◆ **REQUIREMENT**
Among the entries, which lines carry the string "nombre"? Copy each of them.

◆ **MATERIAL**
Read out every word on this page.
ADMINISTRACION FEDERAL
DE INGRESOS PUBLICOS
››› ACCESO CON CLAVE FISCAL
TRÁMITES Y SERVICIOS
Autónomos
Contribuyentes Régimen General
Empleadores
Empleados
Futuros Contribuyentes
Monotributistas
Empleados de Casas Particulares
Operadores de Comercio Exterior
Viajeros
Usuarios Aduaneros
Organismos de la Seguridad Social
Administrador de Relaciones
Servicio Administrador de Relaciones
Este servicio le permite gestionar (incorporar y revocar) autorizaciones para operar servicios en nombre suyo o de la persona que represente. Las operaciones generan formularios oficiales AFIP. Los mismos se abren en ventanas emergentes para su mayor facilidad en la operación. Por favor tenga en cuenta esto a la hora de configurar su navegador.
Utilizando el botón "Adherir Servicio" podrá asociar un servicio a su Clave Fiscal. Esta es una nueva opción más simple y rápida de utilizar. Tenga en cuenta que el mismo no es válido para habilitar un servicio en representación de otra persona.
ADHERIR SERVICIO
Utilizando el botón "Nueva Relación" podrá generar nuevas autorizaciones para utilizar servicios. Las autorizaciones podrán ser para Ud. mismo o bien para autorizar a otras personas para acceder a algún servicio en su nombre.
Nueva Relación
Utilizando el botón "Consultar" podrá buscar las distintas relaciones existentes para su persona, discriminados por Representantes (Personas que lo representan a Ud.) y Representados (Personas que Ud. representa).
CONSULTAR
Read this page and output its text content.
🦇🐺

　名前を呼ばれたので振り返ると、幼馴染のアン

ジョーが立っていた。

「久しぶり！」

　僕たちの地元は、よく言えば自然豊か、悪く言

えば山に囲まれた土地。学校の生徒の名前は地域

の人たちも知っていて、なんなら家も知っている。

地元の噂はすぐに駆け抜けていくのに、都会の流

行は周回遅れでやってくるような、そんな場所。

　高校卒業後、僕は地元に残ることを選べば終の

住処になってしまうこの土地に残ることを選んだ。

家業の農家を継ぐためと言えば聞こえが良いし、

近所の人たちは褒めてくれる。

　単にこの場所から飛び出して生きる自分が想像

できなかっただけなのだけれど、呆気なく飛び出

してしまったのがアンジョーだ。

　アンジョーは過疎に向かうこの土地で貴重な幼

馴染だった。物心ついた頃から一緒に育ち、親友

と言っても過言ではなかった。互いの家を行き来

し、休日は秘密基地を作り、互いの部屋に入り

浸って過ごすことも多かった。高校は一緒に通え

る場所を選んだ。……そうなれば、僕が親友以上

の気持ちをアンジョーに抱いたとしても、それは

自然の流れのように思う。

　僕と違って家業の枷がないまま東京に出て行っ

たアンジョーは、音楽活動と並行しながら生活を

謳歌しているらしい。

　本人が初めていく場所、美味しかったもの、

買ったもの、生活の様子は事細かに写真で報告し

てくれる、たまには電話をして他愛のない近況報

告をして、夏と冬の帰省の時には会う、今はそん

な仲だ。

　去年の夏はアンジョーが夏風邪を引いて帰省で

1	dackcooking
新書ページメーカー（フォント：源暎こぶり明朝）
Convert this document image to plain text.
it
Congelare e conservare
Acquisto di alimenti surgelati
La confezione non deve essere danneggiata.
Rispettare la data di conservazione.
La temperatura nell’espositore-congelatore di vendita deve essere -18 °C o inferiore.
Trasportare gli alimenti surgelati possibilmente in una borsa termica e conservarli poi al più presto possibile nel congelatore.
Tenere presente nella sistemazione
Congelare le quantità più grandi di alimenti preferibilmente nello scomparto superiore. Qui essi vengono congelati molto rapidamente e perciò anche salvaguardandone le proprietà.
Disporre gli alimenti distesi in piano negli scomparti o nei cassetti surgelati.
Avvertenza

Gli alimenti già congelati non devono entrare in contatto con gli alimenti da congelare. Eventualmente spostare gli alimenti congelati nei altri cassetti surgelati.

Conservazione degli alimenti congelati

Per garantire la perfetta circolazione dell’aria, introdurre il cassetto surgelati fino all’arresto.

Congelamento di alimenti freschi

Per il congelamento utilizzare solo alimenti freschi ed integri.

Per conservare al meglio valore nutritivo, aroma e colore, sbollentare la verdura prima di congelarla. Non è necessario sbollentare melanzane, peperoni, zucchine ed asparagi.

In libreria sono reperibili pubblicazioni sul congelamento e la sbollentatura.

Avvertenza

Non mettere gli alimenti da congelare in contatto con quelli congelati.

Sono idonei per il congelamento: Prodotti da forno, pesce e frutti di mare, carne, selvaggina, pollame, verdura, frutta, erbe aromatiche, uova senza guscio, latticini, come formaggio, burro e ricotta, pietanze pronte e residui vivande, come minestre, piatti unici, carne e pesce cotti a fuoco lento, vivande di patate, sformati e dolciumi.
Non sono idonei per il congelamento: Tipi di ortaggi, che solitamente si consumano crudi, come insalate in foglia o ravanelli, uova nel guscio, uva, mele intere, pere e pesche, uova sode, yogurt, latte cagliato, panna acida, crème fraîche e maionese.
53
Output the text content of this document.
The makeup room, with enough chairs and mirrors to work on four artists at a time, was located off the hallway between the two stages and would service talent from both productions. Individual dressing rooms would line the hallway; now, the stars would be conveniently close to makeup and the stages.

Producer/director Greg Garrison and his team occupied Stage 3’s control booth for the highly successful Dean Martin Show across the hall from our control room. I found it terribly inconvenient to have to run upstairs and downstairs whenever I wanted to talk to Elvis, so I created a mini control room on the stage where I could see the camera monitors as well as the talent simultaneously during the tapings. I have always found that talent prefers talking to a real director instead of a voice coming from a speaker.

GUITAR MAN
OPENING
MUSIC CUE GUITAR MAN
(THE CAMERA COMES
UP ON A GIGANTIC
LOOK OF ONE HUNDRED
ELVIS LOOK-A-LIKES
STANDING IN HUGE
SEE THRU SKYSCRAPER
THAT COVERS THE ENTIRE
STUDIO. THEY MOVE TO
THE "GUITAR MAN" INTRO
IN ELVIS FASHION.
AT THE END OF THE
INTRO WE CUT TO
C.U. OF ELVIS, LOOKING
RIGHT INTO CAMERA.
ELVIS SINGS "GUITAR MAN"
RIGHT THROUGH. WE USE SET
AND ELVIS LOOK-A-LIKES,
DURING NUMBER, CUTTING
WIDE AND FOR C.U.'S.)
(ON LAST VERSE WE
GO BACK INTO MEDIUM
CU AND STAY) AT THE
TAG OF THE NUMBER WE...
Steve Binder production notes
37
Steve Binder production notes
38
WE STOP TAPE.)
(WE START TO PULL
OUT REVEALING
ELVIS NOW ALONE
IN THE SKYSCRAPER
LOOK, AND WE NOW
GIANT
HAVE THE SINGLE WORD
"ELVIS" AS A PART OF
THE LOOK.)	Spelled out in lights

◆ **WRITTEN ANSWER**
Este servicio le permite gestionar (incorporar y revocar) autorizaciones para operar servicios en nombre suyo o de la persona que represente. Las operaciones generan formularios oficiales AFIP. Los mismos se abren en ventanas emergentes para su mayor facilidad en la operación. Por favor tenga en cuenta esto a la hora de configurar su navegador.
Utilizando el botón "Nueva Relación" podrá generar nuevas autorizaciones para utilizar servicios. Las autorizaciones podrán ser para Ud. mismo o bien para autorizar a otras personas para acceder a algún servicio en su nombre.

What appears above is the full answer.